[WHAT THE EXERCISE ASKS] Set down the material below word for word, excluding the pictures.

[ENTRIES]
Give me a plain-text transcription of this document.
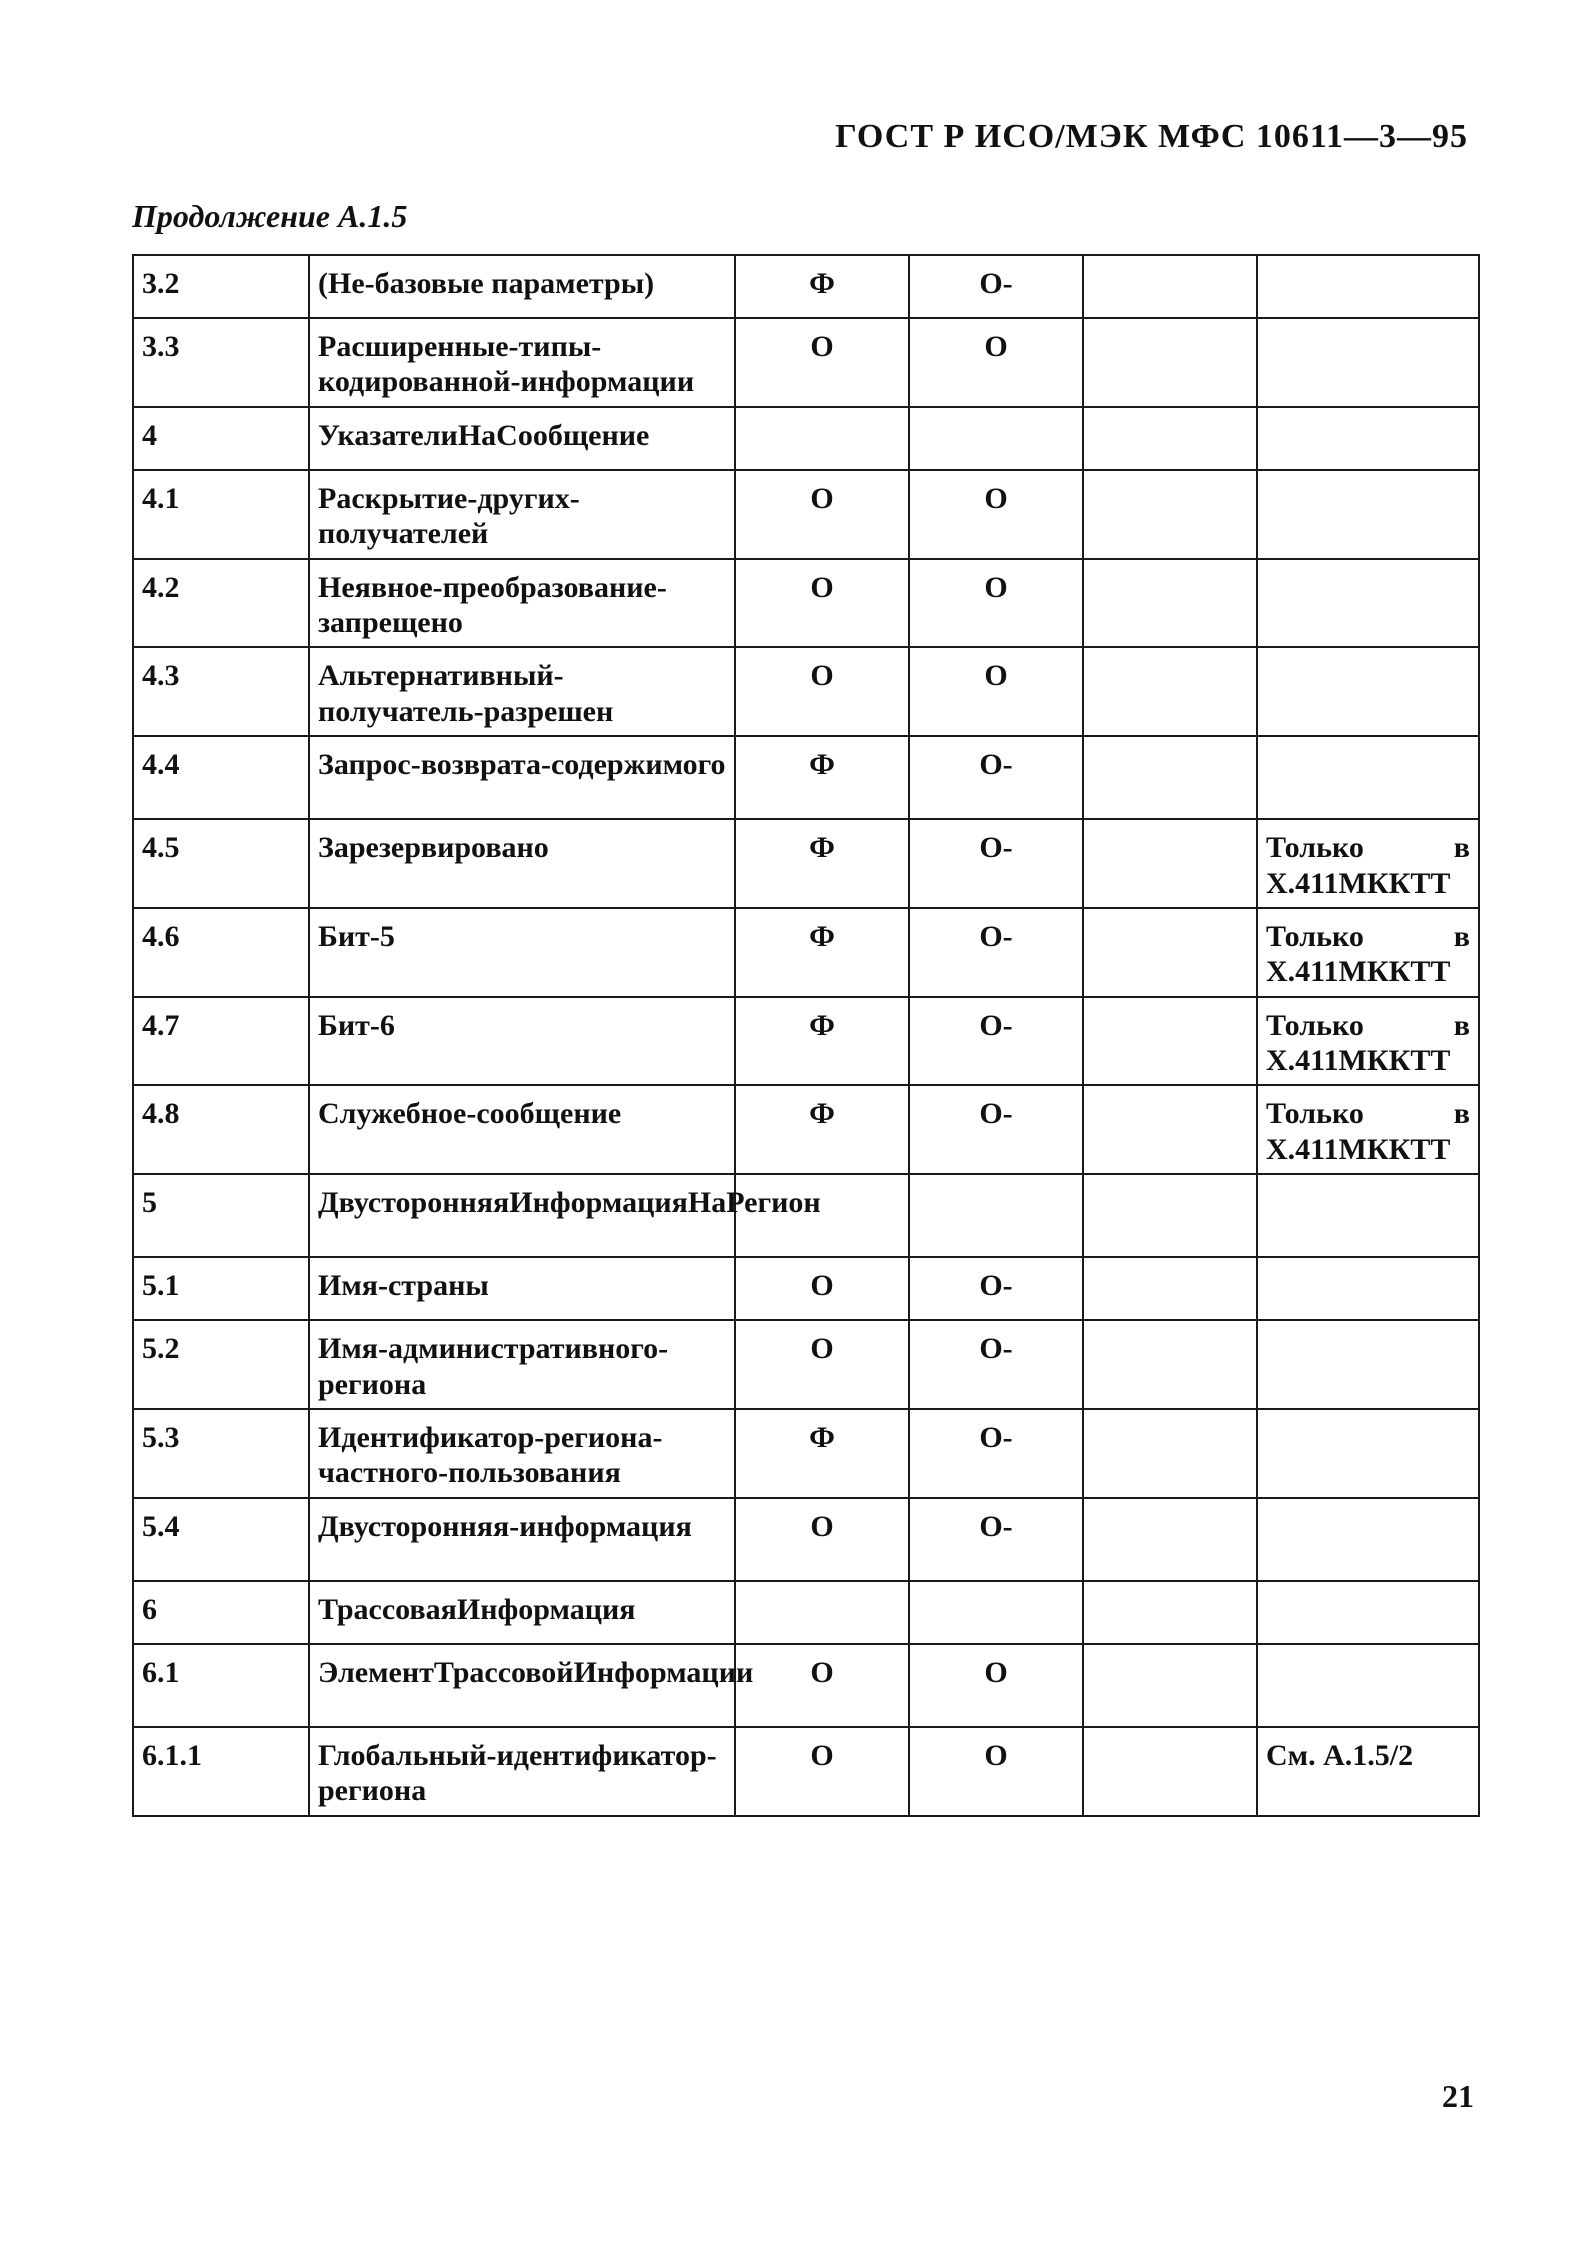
ГОСТ Р ИСО/МЭК МФС 10611—3—95
Продолжение А.1.5
3.2	(Не-базовые параметры)	Ф	О-		

3.3	Расширенные-типы-кодированной-информации	О	О		

4	УказателиНаСообщение				

4.1	Раскрытие-других-получателей	О	О		

4.2	Неявное-преобразование-запрещено	О	О		

4.3	Альтернативный-получатель-разрешен	О	О		

4.4	Запрос-возврата-содержимого	Ф	О-		

4.5	Зарезервировано	Ф	О-		Только в
X.411МККТТ

4.6	Бит-5	Ф	О-		Только в
X.411МККТТ

4.7	Бит-6	Ф	О-		Только в
X.411МККТТ

4.8	Служебное-сообщение	Ф	О-		Только в
X.411МККТТ

5	ДвусторонняяИнформацияНаРегион				

5.1	Имя-страны	О	О-		

5.2	Имя-административного-региона	О	О-		

5.3	Идентификатор-региона-частного-пользования	Ф	О-		

5.4	Двусторонняя-информация	О	О-		

6	ТрассоваяИнформация				

6.1	ЭлементТрассовойИнформации	О	О		

6.1.1	Глобальный-идентификатор-региона	О	О		См. А.1.5/2
21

[TASK SOLUTION]
Give me a plain-text transcription of this document.
ГОСТ Р ИСО/МЭК МФС 10611—3—95
Продолжение А.1.5
3.2	(Не-базовые параметры)	Ф	О-		

3.3	Расширенные-типы-кодированной-информации	О	О		

4	УказателиНаСообщение				

4.1	Раскрытие-других-получателей	О	О		

4.2	Неявное-преобразование-запрещено	О	О		

4.3	Альтернативный-получатель-разрешен	О	О		

4.4	Запрос-возврата-содержимого	Ф	О-		

4.5	Зарезервировано	Ф	О-		Только в
X.411МККТТ

4.6	Бит-5	Ф	О-		Только в
X.411МККТТ

4.7	Бит-6	Ф	О-		Только в
X.411МККТТ

4.8	Служебное-сообщение	Ф	О-		Только в
X.411МККТТ

5	ДвусторонняяИнформацияНаРегион				

5.1	Имя-страны	О	О-		

5.2	Имя-административного-региона	О	О-		

5.3	Идентификатор-региона-частного-пользования	Ф	О-		

5.4	Двусторонняя-информация	О	О-		

6	ТрассоваяИнформация				

6.1	ЭлементТрассовойИнформации	О	О		

6.1.1	Глобальный-идентификатор-региона	О	О		См. А.1.5/2
21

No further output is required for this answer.